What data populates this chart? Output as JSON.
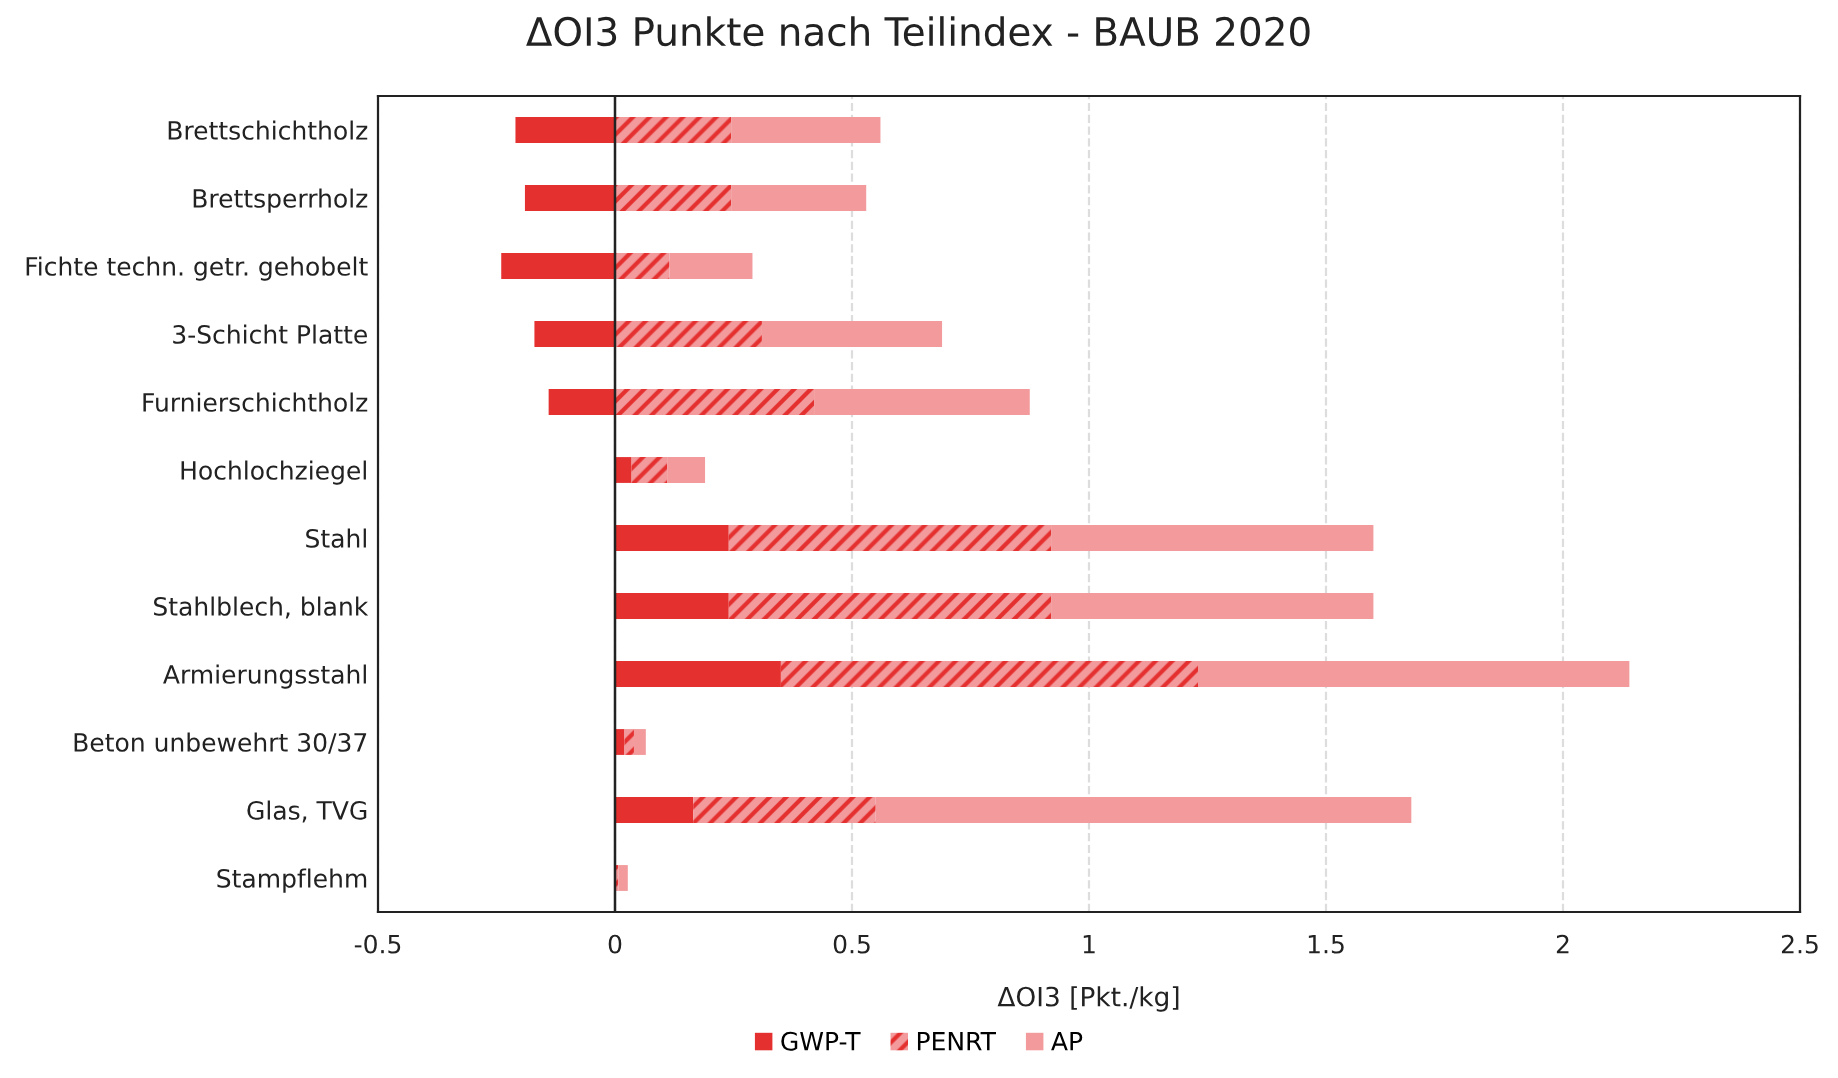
{
  "chart_data": {
    "type": "bar",
    "orientation": "horizontal",
    "stacked": true,
    "title": "ΔOI3 Punkte nach Teilindex - BAUB 2020",
    "xlabel": "ΔOI3 [Pkt./kg]",
    "categories": [
      "Brettschichtholz",
      "Brettsperrholz",
      "Fichte techn. getr. gehobelt",
      "3-Schicht Platte",
      "Furnierschichtholz",
      "Hochlochziegel",
      "Stahl",
      "Stahlblech, blank",
      "Armierungsstahl",
      "Beton unbewehrt 30/37",
      "Glas, TVG",
      "Stampflehm"
    ],
    "series": [
      {
        "name": "GWP-T",
        "color": "#e53030",
        "values": [
          -0.21,
          -0.19,
          -0.24,
          -0.17,
          -0.14,
          0.035,
          0.24,
          0.24,
          0.35,
          0.02,
          0.165,
          null
        ]
      },
      {
        "name": "PENRT",
        "color": "#f29a9c",
        "values": [
          0.245,
          0.245,
          0.115,
          0.31,
          0.42,
          0.075,
          0.68,
          0.68,
          0.88,
          0.02,
          0.385,
          0.007
        ]
      },
      {
        "name": "AP",
        "color": "#f29a9c",
        "values": [
          0.315,
          0.285,
          0.175,
          0.38,
          0.455,
          0.08,
          0.68,
          0.68,
          0.91,
          0.025,
          1.13,
          0.02
        ]
      }
    ],
    "xlim": [
      -0.5,
      2.5
    ],
    "xticks": [
      -0.5,
      0,
      0.5,
      1,
      1.5,
      2,
      2.5
    ],
    "grid": "x",
    "legend": "bottom"
  }
}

**EXERCISE GOAL**
Go back to the records above and write them out exactly, without the pictures.

**SOLVED EXERCISE**
What data populates this chart? Output as JSON.
{
  "chart_data": {
    "type": "bar",
    "orientation": "horizontal",
    "stacked": true,
    "title": "ΔOI3 Punkte nach Teilindex - BAUB 2020",
    "xlabel": "ΔOI3 [Pkt./kg]",
    "categories": [
      "Brettschichtholz",
      "Brettsperrholz",
      "Fichte techn. getr. gehobelt",
      "3-Schicht Platte",
      "Furnierschichtholz",
      "Hochlochziegel",
      "Stahl",
      "Stahlblech, blank",
      "Armierungsstahl",
      "Beton unbewehrt 30/37",
      "Glas, TVG",
      "Stampflehm"
    ],
    "series": [
      {
        "name": "GWP-T",
        "color": "#e53030",
        "values": [
          -0.21,
          -0.19,
          -0.24,
          -0.17,
          -0.14,
          0.035,
          0.24,
          0.24,
          0.35,
          0.02,
          0.165,
          null
        ]
      },
      {
        "name": "PENRT",
        "color": "#f29a9c",
        "values": [
          0.245,
          0.245,
          0.115,
          0.31,
          0.42,
          0.075,
          0.68,
          0.68,
          0.88,
          0.02,
          0.385,
          0.007
        ]
      },
      {
        "name": "AP",
        "color": "#f29a9c",
        "values": [
          0.315,
          0.285,
          0.175,
          0.38,
          0.455,
          0.08,
          0.68,
          0.68,
          0.91,
          0.025,
          1.13,
          0.02
        ]
      }
    ],
    "xlim": [
      -0.5,
      2.5
    ],
    "xticks": [
      -0.5,
      0,
      0.5,
      1,
      1.5,
      2,
      2.5
    ],
    "grid": "x",
    "legend": "bottom"
  }
}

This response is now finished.